(GIVEN PROBLEM):
Restate each of the lines given below, word for word.

(RECORD EXCERPTS):

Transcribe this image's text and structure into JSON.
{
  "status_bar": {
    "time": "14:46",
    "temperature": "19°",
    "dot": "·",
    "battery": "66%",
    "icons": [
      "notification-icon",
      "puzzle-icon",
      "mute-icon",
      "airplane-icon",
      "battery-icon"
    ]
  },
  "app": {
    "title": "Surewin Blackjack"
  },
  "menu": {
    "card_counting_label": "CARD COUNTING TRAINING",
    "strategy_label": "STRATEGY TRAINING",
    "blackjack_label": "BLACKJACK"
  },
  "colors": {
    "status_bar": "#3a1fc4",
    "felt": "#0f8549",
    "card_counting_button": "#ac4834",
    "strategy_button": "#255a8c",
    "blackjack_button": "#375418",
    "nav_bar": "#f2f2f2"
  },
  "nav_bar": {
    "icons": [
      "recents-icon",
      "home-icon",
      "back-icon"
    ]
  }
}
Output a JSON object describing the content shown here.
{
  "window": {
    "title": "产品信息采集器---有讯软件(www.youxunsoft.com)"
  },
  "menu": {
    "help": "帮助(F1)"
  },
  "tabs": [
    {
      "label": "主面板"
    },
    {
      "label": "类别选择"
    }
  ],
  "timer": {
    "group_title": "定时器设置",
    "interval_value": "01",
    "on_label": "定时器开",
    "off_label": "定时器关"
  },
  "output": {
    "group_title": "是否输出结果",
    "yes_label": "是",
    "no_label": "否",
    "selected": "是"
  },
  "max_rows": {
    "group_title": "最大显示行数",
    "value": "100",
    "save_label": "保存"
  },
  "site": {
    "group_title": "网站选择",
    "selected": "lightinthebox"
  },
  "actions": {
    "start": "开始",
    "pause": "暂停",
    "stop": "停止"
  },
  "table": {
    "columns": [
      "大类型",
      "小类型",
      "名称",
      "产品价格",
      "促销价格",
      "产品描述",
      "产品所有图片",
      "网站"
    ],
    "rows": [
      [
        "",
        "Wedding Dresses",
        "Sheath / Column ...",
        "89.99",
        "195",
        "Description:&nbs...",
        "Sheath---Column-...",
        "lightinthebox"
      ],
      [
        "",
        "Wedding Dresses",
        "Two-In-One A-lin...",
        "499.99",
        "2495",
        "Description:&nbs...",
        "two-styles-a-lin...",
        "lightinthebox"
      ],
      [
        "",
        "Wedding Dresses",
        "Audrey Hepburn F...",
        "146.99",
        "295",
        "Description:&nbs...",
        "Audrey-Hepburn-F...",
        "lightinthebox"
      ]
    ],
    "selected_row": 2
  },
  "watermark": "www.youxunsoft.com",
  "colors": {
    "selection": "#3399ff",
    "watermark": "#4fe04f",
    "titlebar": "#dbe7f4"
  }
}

(EXERCISE RESULT):
Transcribe this image's text and structure into JSON.
{
  "status_bar": {
    "time": "14:46",
    "temperature": "19°",
    "dot": "·",
    "battery": "66%",
    "icons": [
      "notification-icon",
      "puzzle-icon",
      "mute-icon",
      "airplane-icon",
      "battery-icon"
    ]
  },
  "app": {
    "title": "Surewin Blackjack"
  },
  "menu": {
    "card_counting_label": "CARD COUNTING TRAINING",
    "strategy_label": "STRATEGY TRAINING",
    "blackjack_label": "BLACKJACK"
  },
  "colors": {
    "status_bar": "#3a1fc4",
    "felt": "#0f8549",
    "card_counting_button": "#ac4834",
    "strategy_button": "#255a8c",
    "blackjack_button": "#375418",
    "nav_bar": "#f2f2f2"
  },
  "nav_bar": {
    "icons": [
      "recents-icon",
      "home-icon",
      "back-icon"
    ]
  }
}
Output a JSON object describing the content shown here.
{
  "window": {
    "title": "产品信息采集器---有讯软件(www.youxunsoft.com)"
  },
  "menu": {
    "help": "帮助(F1)"
  },
  "tabs": [
    {
      "label": "主面板"
    },
    {
      "label": "类别选择"
    }
  ],
  "timer": {
    "group_title": "定时器设置",
    "interval_value": "01",
    "on_label": "定时器开",
    "off_label": "定时器关"
  },
  "output": {
    "group_title": "是否输出结果",
    "yes_label": "是",
    "no_label": "否",
    "selected": "是"
  },
  "max_rows": {
    "group_title": "最大显示行数",
    "value": "100",
    "save_label": "保存"
  },
  "site": {
    "group_title": "网站选择",
    "selected": "lightinthebox"
  },
  "actions": {
    "start": "开始",
    "pause": "暂停",
    "stop": "停止"
  },
  "table": {
    "columns": [
      "大类型",
      "小类型",
      "名称",
      "产品价格",
      "促销价格",
      "产品描述",
      "产品所有图片",
      "网站"
    ],
    "rows": [
      [
        "",
        "Wedding Dresses",
        "Sheath / Column ...",
        "89.99",
        "195",
        "Description:&nbs...",
        "Sheath---Column-...",
        "lightinthebox"
      ],
      [
        "",
        "Wedding Dresses",
        "Two-In-One A-lin...",
        "499.99",
        "2495",
        "Description:&nbs...",
        "two-styles-a-lin...",
        "lightinthebox"
      ],
      [
        "",
        "Wedding Dresses",
        "Audrey Hepburn F...",
        "146.99",
        "295",
        "Description:&nbs...",
        "Audrey-Hepburn-F...",
        "lightinthebox"
      ]
    ],
    "selected_row": 2
  },
  "watermark": "www.youxunsoft.com",
  "colors": {
    "selection": "#3399ff",
    "watermark": "#4fe04f",
    "titlebar": "#dbe7f4"
  }
}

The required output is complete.